--- Start of Material to process ---
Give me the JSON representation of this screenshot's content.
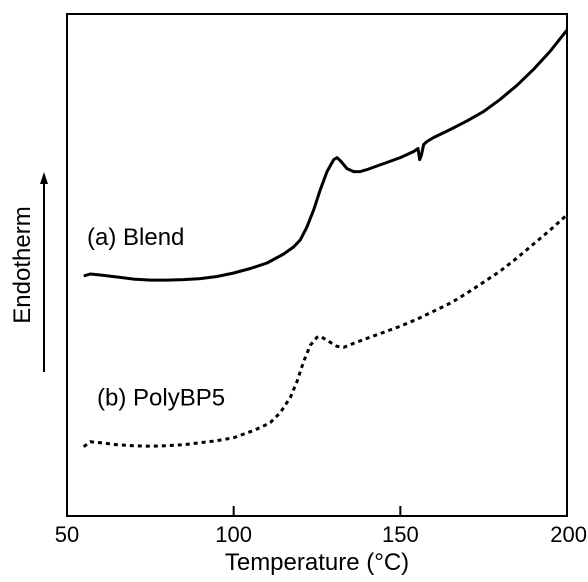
{
  "chart_data": {
    "type": "line",
    "title": "",
    "xlabel": "Temperature (°C)",
    "ylabel": "Endotherm",
    "xlim": [
      50,
      200
    ],
    "ylim": [
      0,
      100
    ],
    "x_ticks": [
      50,
      100,
      150,
      200
    ],
    "y_ticks": [],
    "grid": false,
    "legend": "inline-labels",
    "series": [
      {
        "name": "(a) Blend",
        "style": "solid",
        "color": "#000000",
        "label_at": [
          56,
          54
        ],
        "points": [
          [
            55,
            47.8
          ],
          [
            57,
            48.2
          ],
          [
            60,
            48.0
          ],
          [
            65,
            47.6
          ],
          [
            70,
            47.2
          ],
          [
            75,
            47.0
          ],
          [
            80,
            47.0
          ],
          [
            85,
            47.1
          ],
          [
            90,
            47.3
          ],
          [
            95,
            47.7
          ],
          [
            100,
            48.4
          ],
          [
            105,
            49.3
          ],
          [
            110,
            50.4
          ],
          [
            115,
            52.2
          ],
          [
            118,
            53.6
          ],
          [
            120,
            55.0
          ],
          [
            122,
            57.6
          ],
          [
            124,
            61.0
          ],
          [
            126,
            65.0
          ],
          [
            128,
            68.6
          ],
          [
            130,
            71.0
          ],
          [
            131,
            71.4
          ],
          [
            132,
            70.8
          ],
          [
            134,
            69.2
          ],
          [
            136,
            68.6
          ],
          [
            138,
            68.6
          ],
          [
            140,
            69.0
          ],
          [
            145,
            70.2
          ],
          [
            150,
            71.4
          ],
          [
            154,
            72.6
          ],
          [
            155.3,
            73.2
          ],
          [
            155.8,
            71.0
          ],
          [
            156.3,
            71.8
          ],
          [
            157,
            74.0
          ],
          [
            158,
            74.6
          ],
          [
            160,
            75.4
          ],
          [
            165,
            77.0
          ],
          [
            170,
            78.7
          ],
          [
            175,
            80.6
          ],
          [
            180,
            83.0
          ],
          [
            185,
            85.8
          ],
          [
            190,
            89.0
          ],
          [
            195,
            92.6
          ],
          [
            200,
            96.8
          ]
        ]
      },
      {
        "name": "(b) PolyBP5",
        "style": "dashed",
        "color": "#000000",
        "label_at": [
          59,
          22
        ],
        "points": [
          [
            55,
            13.8
          ],
          [
            57,
            14.8
          ],
          [
            60,
            14.6
          ],
          [
            65,
            14.2
          ],
          [
            70,
            14.0
          ],
          [
            75,
            13.9
          ],
          [
            80,
            14.0
          ],
          [
            85,
            14.2
          ],
          [
            90,
            14.6
          ],
          [
            95,
            15.0
          ],
          [
            100,
            15.6
          ],
          [
            105,
            16.8
          ],
          [
            108,
            17.6
          ],
          [
            111,
            18.6
          ],
          [
            114,
            20.6
          ],
          [
            117,
            23.6
          ],
          [
            119,
            26.8
          ],
          [
            121,
            30.8
          ],
          [
            123,
            34.0
          ],
          [
            125,
            35.6
          ],
          [
            126,
            35.8
          ],
          [
            127,
            35.4
          ],
          [
            129,
            34.6
          ],
          [
            131,
            33.8
          ],
          [
            133,
            33.6
          ],
          [
            136,
            34.4
          ],
          [
            140,
            35.4
          ],
          [
            145,
            36.6
          ],
          [
            150,
            37.8
          ],
          [
            155,
            39.2
          ],
          [
            160,
            40.8
          ],
          [
            165,
            42.4
          ],
          [
            170,
            44.4
          ],
          [
            175,
            46.6
          ],
          [
            180,
            48.8
          ],
          [
            185,
            51.4
          ],
          [
            190,
            54.2
          ],
          [
            195,
            57.0
          ],
          [
            200,
            60.0
          ]
        ]
      }
    ]
  }
}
--- End of Material to process ---
Copy the material exactly. Do not include the pictures.

Give me the JSON representation of this screenshot's content.
{
  "chart_data": {
    "type": "line",
    "title": "",
    "xlabel": "Temperature (°C)",
    "ylabel": "Endotherm",
    "xlim": [
      50,
      200
    ],
    "ylim": [
      0,
      100
    ],
    "x_ticks": [
      50,
      100,
      150,
      200
    ],
    "y_ticks": [],
    "grid": false,
    "legend": "inline-labels",
    "series": [
      {
        "name": "(a) Blend",
        "style": "solid",
        "color": "#000000",
        "label_at": [
          56,
          54
        ],
        "points": [
          [
            55,
            47.8
          ],
          [
            57,
            48.2
          ],
          [
            60,
            48.0
          ],
          [
            65,
            47.6
          ],
          [
            70,
            47.2
          ],
          [
            75,
            47.0
          ],
          [
            80,
            47.0
          ],
          [
            85,
            47.1
          ],
          [
            90,
            47.3
          ],
          [
            95,
            47.7
          ],
          [
            100,
            48.4
          ],
          [
            105,
            49.3
          ],
          [
            110,
            50.4
          ],
          [
            115,
            52.2
          ],
          [
            118,
            53.6
          ],
          [
            120,
            55.0
          ],
          [
            122,
            57.6
          ],
          [
            124,
            61.0
          ],
          [
            126,
            65.0
          ],
          [
            128,
            68.6
          ],
          [
            130,
            71.0
          ],
          [
            131,
            71.4
          ],
          [
            132,
            70.8
          ],
          [
            134,
            69.2
          ],
          [
            136,
            68.6
          ],
          [
            138,
            68.6
          ],
          [
            140,
            69.0
          ],
          [
            145,
            70.2
          ],
          [
            150,
            71.4
          ],
          [
            154,
            72.6
          ],
          [
            155.3,
            73.2
          ],
          [
            155.8,
            71.0
          ],
          [
            156.3,
            71.8
          ],
          [
            157,
            74.0
          ],
          [
            158,
            74.6
          ],
          [
            160,
            75.4
          ],
          [
            165,
            77.0
          ],
          [
            170,
            78.7
          ],
          [
            175,
            80.6
          ],
          [
            180,
            83.0
          ],
          [
            185,
            85.8
          ],
          [
            190,
            89.0
          ],
          [
            195,
            92.6
          ],
          [
            200,
            96.8
          ]
        ]
      },
      {
        "name": "(b) PolyBP5",
        "style": "dashed",
        "color": "#000000",
        "label_at": [
          59,
          22
        ],
        "points": [
          [
            55,
            13.8
          ],
          [
            57,
            14.8
          ],
          [
            60,
            14.6
          ],
          [
            65,
            14.2
          ],
          [
            70,
            14.0
          ],
          [
            75,
            13.9
          ],
          [
            80,
            14.0
          ],
          [
            85,
            14.2
          ],
          [
            90,
            14.6
          ],
          [
            95,
            15.0
          ],
          [
            100,
            15.6
          ],
          [
            105,
            16.8
          ],
          [
            108,
            17.6
          ],
          [
            111,
            18.6
          ],
          [
            114,
            20.6
          ],
          [
            117,
            23.6
          ],
          [
            119,
            26.8
          ],
          [
            121,
            30.8
          ],
          [
            123,
            34.0
          ],
          [
            125,
            35.6
          ],
          [
            126,
            35.8
          ],
          [
            127,
            35.4
          ],
          [
            129,
            34.6
          ],
          [
            131,
            33.8
          ],
          [
            133,
            33.6
          ],
          [
            136,
            34.4
          ],
          [
            140,
            35.4
          ],
          [
            145,
            36.6
          ],
          [
            150,
            37.8
          ],
          [
            155,
            39.2
          ],
          [
            160,
            40.8
          ],
          [
            165,
            42.4
          ],
          [
            170,
            44.4
          ],
          [
            175,
            46.6
          ],
          [
            180,
            48.8
          ],
          [
            185,
            51.4
          ],
          [
            190,
            54.2
          ],
          [
            195,
            57.0
          ],
          [
            200,
            60.0
          ]
        ]
      }
    ]
  }
}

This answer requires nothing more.